Task objective: The records below should be written out again, exactly.

A run of records
----

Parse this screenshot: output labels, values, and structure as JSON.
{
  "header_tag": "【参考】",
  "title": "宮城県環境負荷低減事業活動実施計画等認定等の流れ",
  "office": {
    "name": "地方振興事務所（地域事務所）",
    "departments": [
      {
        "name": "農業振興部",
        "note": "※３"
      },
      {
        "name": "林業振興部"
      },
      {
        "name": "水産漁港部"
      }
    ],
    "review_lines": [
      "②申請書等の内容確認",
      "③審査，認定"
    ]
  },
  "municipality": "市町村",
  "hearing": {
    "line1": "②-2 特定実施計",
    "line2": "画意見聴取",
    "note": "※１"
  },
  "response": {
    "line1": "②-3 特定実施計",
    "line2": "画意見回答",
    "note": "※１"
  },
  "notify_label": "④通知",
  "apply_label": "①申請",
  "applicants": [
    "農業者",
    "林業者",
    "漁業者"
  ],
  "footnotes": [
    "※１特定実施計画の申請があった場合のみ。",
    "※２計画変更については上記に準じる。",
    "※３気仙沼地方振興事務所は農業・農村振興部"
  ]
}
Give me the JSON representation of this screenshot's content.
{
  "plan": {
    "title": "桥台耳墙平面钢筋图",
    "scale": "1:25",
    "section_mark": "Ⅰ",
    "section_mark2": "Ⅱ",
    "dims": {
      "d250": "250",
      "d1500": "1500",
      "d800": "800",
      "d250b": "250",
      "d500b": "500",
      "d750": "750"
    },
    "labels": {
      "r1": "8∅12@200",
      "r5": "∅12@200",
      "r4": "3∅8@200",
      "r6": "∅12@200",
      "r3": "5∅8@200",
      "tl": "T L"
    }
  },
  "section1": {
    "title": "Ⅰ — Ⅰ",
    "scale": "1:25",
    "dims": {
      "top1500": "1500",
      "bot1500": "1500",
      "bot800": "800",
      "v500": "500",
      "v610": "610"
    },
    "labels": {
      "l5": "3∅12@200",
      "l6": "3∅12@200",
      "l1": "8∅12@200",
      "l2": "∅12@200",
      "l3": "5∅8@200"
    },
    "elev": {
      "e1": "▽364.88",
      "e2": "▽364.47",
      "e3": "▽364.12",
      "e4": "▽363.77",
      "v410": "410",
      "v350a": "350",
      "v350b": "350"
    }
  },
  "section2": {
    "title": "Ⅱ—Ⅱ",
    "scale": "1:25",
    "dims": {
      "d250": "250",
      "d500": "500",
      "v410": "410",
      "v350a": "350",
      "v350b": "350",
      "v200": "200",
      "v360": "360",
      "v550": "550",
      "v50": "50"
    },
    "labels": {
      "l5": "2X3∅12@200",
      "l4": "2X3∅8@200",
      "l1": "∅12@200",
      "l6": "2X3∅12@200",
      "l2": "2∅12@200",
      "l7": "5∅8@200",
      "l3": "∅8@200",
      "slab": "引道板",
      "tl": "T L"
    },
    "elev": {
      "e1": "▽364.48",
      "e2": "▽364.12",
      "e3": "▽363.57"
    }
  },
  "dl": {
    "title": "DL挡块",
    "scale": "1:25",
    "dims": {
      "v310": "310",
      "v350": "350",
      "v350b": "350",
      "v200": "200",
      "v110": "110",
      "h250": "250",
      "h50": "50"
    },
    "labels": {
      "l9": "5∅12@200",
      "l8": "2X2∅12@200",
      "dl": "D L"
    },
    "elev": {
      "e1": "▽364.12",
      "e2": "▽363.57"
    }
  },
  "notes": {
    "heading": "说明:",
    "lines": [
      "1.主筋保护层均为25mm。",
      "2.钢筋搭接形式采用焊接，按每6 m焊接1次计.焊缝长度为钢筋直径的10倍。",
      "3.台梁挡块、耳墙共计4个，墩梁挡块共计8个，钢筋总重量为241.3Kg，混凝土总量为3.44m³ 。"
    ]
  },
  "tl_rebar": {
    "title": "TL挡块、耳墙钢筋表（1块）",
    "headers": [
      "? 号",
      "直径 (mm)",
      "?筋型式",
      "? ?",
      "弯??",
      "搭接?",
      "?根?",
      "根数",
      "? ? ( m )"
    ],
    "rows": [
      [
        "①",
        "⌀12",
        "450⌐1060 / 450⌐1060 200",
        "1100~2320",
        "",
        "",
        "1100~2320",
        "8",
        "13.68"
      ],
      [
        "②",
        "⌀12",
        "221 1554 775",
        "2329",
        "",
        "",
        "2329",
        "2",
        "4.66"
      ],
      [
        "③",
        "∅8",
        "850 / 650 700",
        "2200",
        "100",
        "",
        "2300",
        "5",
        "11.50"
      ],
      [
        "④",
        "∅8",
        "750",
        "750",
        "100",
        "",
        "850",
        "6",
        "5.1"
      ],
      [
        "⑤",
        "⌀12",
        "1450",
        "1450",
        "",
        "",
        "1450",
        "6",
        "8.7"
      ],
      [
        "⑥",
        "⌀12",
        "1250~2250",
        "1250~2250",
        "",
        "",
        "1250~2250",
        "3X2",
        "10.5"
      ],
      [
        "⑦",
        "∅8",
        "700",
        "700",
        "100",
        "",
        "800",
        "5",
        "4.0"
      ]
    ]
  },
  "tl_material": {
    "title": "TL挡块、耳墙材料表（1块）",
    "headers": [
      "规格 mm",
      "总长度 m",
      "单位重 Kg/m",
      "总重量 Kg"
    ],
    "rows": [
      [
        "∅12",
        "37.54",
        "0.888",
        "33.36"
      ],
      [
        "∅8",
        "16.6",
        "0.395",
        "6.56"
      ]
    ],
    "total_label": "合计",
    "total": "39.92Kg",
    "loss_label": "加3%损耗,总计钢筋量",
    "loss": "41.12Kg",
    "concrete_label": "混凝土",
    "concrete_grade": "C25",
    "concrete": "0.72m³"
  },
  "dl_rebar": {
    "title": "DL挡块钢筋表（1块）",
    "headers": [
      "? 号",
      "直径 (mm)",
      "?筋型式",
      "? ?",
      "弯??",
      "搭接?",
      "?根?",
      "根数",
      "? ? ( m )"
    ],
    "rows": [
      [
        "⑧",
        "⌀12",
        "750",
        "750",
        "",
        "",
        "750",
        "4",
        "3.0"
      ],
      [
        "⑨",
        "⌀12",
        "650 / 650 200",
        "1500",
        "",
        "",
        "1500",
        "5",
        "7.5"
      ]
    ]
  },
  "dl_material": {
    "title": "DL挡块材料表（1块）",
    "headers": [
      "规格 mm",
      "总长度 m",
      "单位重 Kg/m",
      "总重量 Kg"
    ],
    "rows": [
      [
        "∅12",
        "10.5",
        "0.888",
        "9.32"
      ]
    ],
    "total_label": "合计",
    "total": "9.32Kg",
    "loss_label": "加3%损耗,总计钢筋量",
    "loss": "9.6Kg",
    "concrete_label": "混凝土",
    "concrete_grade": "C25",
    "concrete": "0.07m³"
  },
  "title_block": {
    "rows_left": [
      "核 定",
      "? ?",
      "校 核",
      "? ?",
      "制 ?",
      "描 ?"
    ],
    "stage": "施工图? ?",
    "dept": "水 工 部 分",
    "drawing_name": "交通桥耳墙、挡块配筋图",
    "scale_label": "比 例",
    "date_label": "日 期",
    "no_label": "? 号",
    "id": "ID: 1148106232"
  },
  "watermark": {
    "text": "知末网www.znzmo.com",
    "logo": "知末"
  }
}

----

Exercise result:
Parse this screenshot: output labels, values, and structure as JSON.
{
  "header_tag": "【参考】",
  "title": "宮城県環境負荷低減事業活動実施計画等認定等の流れ",
  "office": {
    "name": "地方振興事務所（地域事務所）",
    "departments": [
      {
        "name": "農業振興部",
        "note": "※３"
      },
      {
        "name": "林業振興部"
      },
      {
        "name": "水産漁港部"
      }
    ],
    "review_lines": [
      "②申請書等の内容確認",
      "③審査，認定"
    ]
  },
  "municipality": "市町村",
  "hearing": {
    "line1": "②-2 特定実施計",
    "line2": "画意見聴取",
    "note": "※１"
  },
  "response": {
    "line1": "②-3 特定実施計",
    "line2": "画意見回答",
    "note": "※１"
  },
  "notify_label": "④通知",
  "apply_label": "①申請",
  "applicants": [
    "農業者",
    "林業者",
    "漁業者"
  ],
  "footnotes": [
    "※１特定実施計画の申請があった場合のみ。",
    "※２計画変更については上記に準じる。",
    "※３気仙沼地方振興事務所は農業・農村振興部"
  ]
}
Give me the JSON representation of this screenshot's content.
{
  "plan": {
    "title": "桥台耳墙平面钢筋图",
    "scale": "1:25",
    "section_mark": "Ⅰ",
    "section_mark2": "Ⅱ",
    "dims": {
      "d250": "250",
      "d1500": "1500",
      "d800": "800",
      "d250b": "250",
      "d500b": "500",
      "d750": "750"
    },
    "labels": {
      "r1": "8∅12@200",
      "r5": "∅12@200",
      "r4": "3∅8@200",
      "r6": "∅12@200",
      "r3": "5∅8@200",
      "tl": "T L"
    }
  },
  "section1": {
    "title": "Ⅰ — Ⅰ",
    "scale": "1:25",
    "dims": {
      "top1500": "1500",
      "bot1500": "1500",
      "bot800": "800",
      "v500": "500",
      "v610": "610"
    },
    "labels": {
      "l5": "3∅12@200",
      "l6": "3∅12@200",
      "l1": "8∅12@200",
      "l2": "∅12@200",
      "l3": "5∅8@200"
    },
    "elev": {
      "e1": "▽364.88",
      "e2": "▽364.47",
      "e3": "▽364.12",
      "e4": "▽363.77",
      "v410": "410",
      "v350a": "350",
      "v350b": "350"
    }
  },
  "section2": {
    "title": "Ⅱ—Ⅱ",
    "scale": "1:25",
    "dims": {
      "d250": "250",
      "d500": "500",
      "v410": "410",
      "v350a": "350",
      "v350b": "350",
      "v200": "200",
      "v360": "360",
      "v550": "550",
      "v50": "50"
    },
    "labels": {
      "l5": "2X3∅12@200",
      "l4": "2X3∅8@200",
      "l1": "∅12@200",
      "l6": "2X3∅12@200",
      "l2": "2∅12@200",
      "l7": "5∅8@200",
      "l3": "∅8@200",
      "slab": "引道板",
      "tl": "T L"
    },
    "elev": {
      "e1": "▽364.48",
      "e2": "▽364.12",
      "e3": "▽363.57"
    }
  },
  "dl": {
    "title": "DL挡块",
    "scale": "1:25",
    "dims": {
      "v310": "310",
      "v350": "350",
      "v350b": "350",
      "v200": "200",
      "v110": "110",
      "h250": "250",
      "h50": "50"
    },
    "labels": {
      "l9": "5∅12@200",
      "l8": "2X2∅12@200",
      "dl": "D L"
    },
    "elev": {
      "e1": "▽364.12",
      "e2": "▽363.57"
    }
  },
  "notes": {
    "heading": "说明:",
    "lines": [
      "1.主筋保护层均为25mm。",
      "2.钢筋搭接形式采用焊接，按每6 m焊接1次计.焊缝长度为钢筋直径的10倍。",
      "3.台梁挡块、耳墙共计4个，墩梁挡块共计8个，钢筋总重量为241.3Kg，混凝土总量为3.44m³ 。"
    ]
  },
  "tl_rebar": {
    "title": "TL挡块、耳墙钢筋表（1块）",
    "headers": [
      "? 号",
      "直径 (mm)",
      "?筋型式",
      "? ?",
      "弯??",
      "搭接?",
      "?根?",
      "根数",
      "? ? ( m )"
    ],
    "rows": [
      [
        "①",
        "⌀12",
        "450⌐1060 / 450⌐1060 200",
        "1100~2320",
        "",
        "",
        "1100~2320",
        "8",
        "13.68"
      ],
      [
        "②",
        "⌀12",
        "221 1554 775",
        "2329",
        "",
        "",
        "2329",
        "2",
        "4.66"
      ],
      [
        "③",
        "∅8",
        "850 / 650 700",
        "2200",
        "100",
        "",
        "2300",
        "5",
        "11.50"
      ],
      [
        "④",
        "∅8",
        "750",
        "750",
        "100",
        "",
        "850",
        "6",
        "5.1"
      ],
      [
        "⑤",
        "⌀12",
        "1450",
        "1450",
        "",
        "",
        "1450",
        "6",
        "8.7"
      ],
      [
        "⑥",
        "⌀12",
        "1250~2250",
        "1250~2250",
        "",
        "",
        "1250~2250",
        "3X2",
        "10.5"
      ],
      [
        "⑦",
        "∅8",
        "700",
        "700",
        "100",
        "",
        "800",
        "5",
        "4.0"
      ]
    ]
  },
  "tl_material": {
    "title": "TL挡块、耳墙材料表（1块）",
    "headers": [
      "规格 mm",
      "总长度 m",
      "单位重 Kg/m",
      "总重量 Kg"
    ],
    "rows": [
      [
        "∅12",
        "37.54",
        "0.888",
        "33.36"
      ],
      [
        "∅8",
        "16.6",
        "0.395",
        "6.56"
      ]
    ],
    "total_label": "合计",
    "total": "39.92Kg",
    "loss_label": "加3%损耗,总计钢筋量",
    "loss": "41.12Kg",
    "concrete_label": "混凝土",
    "concrete_grade": "C25",
    "concrete": "0.72m³"
  },
  "dl_rebar": {
    "title": "DL挡块钢筋表（1块）",
    "headers": [
      "? 号",
      "直径 (mm)",
      "?筋型式",
      "? ?",
      "弯??",
      "搭接?",
      "?根?",
      "根数",
      "? ? ( m )"
    ],
    "rows": [
      [
        "⑧",
        "⌀12",
        "750",
        "750",
        "",
        "",
        "750",
        "4",
        "3.0"
      ],
      [
        "⑨",
        "⌀12",
        "650 / 650 200",
        "1500",
        "",
        "",
        "1500",
        "5",
        "7.5"
      ]
    ]
  },
  "dl_material": {
    "title": "DL挡块材料表（1块）",
    "headers": [
      "规格 mm",
      "总长度 m",
      "单位重 Kg/m",
      "总重量 Kg"
    ],
    "rows": [
      [
        "∅12",
        "10.5",
        "0.888",
        "9.32"
      ]
    ],
    "total_label": "合计",
    "total": "9.32Kg",
    "loss_label": "加3%损耗,总计钢筋量",
    "loss": "9.6Kg",
    "concrete_label": "混凝土",
    "concrete_grade": "C25",
    "concrete": "0.07m³"
  },
  "title_block": {
    "rows_left": [
      "核 定",
      "? ?",
      "校 核",
      "? ?",
      "制 ?",
      "描 ?"
    ],
    "stage": "施工图? ?",
    "dept": "水 工 部 分",
    "drawing_name": "交通桥耳墙、挡块配筋图",
    "scale_label": "比 例",
    "date_label": "日 期",
    "no_label": "? 号",
    "id": "ID: 1148106232"
  },
  "watermark": {
    "text": "知末网www.znzmo.com",
    "logo": "知末"
  }
}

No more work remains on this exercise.